Thomas Freidman is a Lawrence Summers/Robert Rubin/Lloyd Bentsen clone. No thanks.
Does this mean you think the economic trend is set in concrete, or do you think that it can be corrected?
RE: BTW: You DO KNOW, don't you, that this "nuke 'em" line is the same kind of CRAP argument that the Liberals ALWAYS used against Reagan? H'mmmmm? It was successful against Goldwater, so the liberals recycle it everytime a solid conservative comes along.
What we've probably got here is a mixture. Some of these are actually Liberals over here disrupting FR. Some are from the extremist branches of Libertarianism and believe that a global pirate / privateer system can replace nation states. Some of more from the classic transnational progressive fold, either ther T.L.Friedman (Leftist) branch or the "republican libertarian" (Centrist Right) branch. And some are simply Russian and Chinese agents observing "the reactionaries" and how we respond to their various moves. I'd say that about covers it! :-)
Is Adam Smith some type of infallible prophet that we need base our thinking on the interpretation of his scriptures?

+ + + + +

Your tasks:
- a) Answer these questions about the forum posts, one per line:
(i) Which three people is Thomas Freidman called a clone of?
(ii) Against whom was the "nuke 'em" line said to be successful?
(iii) Agents of which two countries are said to be observing "the reactionaries"?
- b) Copy the part of the forum posts that opens with the words "RE: BTW: You" and closes with "covers it! :-)", swapping "Goldwater" for "Nixon".
The rows after this are separate from the forum posts.

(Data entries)
+ + + + +

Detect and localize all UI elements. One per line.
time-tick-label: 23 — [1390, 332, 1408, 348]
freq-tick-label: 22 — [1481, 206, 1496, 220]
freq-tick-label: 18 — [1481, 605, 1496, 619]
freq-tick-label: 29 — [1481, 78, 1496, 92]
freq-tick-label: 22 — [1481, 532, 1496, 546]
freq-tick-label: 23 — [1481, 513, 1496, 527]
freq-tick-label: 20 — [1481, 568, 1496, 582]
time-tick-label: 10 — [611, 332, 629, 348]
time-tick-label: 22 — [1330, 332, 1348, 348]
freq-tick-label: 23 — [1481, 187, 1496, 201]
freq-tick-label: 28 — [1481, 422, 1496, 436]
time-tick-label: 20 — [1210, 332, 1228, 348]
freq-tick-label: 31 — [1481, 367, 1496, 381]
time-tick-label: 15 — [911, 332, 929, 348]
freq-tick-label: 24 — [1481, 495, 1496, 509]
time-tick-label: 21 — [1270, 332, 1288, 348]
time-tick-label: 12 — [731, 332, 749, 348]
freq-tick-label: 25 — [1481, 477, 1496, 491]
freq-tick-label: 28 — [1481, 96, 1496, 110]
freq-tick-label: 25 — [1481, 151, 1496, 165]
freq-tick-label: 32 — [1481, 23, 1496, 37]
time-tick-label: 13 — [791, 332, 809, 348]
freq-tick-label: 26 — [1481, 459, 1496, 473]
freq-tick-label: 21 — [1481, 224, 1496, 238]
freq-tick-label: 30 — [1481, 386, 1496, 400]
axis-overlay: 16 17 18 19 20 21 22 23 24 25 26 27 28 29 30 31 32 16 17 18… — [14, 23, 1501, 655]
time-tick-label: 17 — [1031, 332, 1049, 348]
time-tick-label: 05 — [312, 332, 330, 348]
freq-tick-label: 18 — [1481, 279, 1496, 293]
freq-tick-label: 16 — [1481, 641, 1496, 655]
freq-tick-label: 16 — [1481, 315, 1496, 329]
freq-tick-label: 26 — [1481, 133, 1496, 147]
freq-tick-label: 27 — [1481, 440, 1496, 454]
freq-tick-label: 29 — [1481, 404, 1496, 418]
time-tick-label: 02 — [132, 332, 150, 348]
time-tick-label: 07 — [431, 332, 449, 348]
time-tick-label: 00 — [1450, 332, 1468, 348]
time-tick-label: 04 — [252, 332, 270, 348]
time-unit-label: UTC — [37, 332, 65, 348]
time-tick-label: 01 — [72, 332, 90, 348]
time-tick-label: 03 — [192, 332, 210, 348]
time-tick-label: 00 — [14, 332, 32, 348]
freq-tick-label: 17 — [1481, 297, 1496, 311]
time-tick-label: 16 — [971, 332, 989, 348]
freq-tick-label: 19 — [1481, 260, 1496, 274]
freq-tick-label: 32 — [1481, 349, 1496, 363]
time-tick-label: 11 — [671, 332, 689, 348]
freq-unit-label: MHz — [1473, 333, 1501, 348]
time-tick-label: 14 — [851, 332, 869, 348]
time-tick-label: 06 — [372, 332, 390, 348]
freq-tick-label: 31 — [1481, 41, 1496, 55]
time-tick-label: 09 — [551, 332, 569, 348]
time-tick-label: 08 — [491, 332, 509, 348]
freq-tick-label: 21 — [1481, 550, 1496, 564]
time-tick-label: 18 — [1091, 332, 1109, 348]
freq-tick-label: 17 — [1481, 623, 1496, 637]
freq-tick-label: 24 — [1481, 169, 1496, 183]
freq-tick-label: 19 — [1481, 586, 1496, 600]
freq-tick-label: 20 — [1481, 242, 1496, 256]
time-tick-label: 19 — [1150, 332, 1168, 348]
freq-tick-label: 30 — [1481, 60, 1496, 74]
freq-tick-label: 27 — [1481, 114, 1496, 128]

+ + + + +

Solutions per task:
- a)
(i) Lawrence Summers, Robert Rubin and Lloyd Bentsen
(ii) Goldwater
(iii) Russia and China

- b)
RE: BTW: You DO KNOW, don't you, that this "nuke 'em" line is the same kind of CRAP argument that the Liberals ALWAYS used against Reagan? H'mmmmm? It was successful against Nixon, so the liberals recycle it everytime a solid conservative comes along.
What we've probably got here is a mixture. Some of these are actually Liberals over here disrupting FR. Some are from the extremist branches of Libertarianism and believe that a global pirate / privateer system can replace nation states. Some of more from the classic transnational progressive fold, either ther T.L.Friedman (Leftist) branch or the "republican libertarian" (Centrist Right) branch. And some are simply Russian and Chinese agents observing "the reactionaries" and how we respond to their various moves. I'd say that about covers it! :-)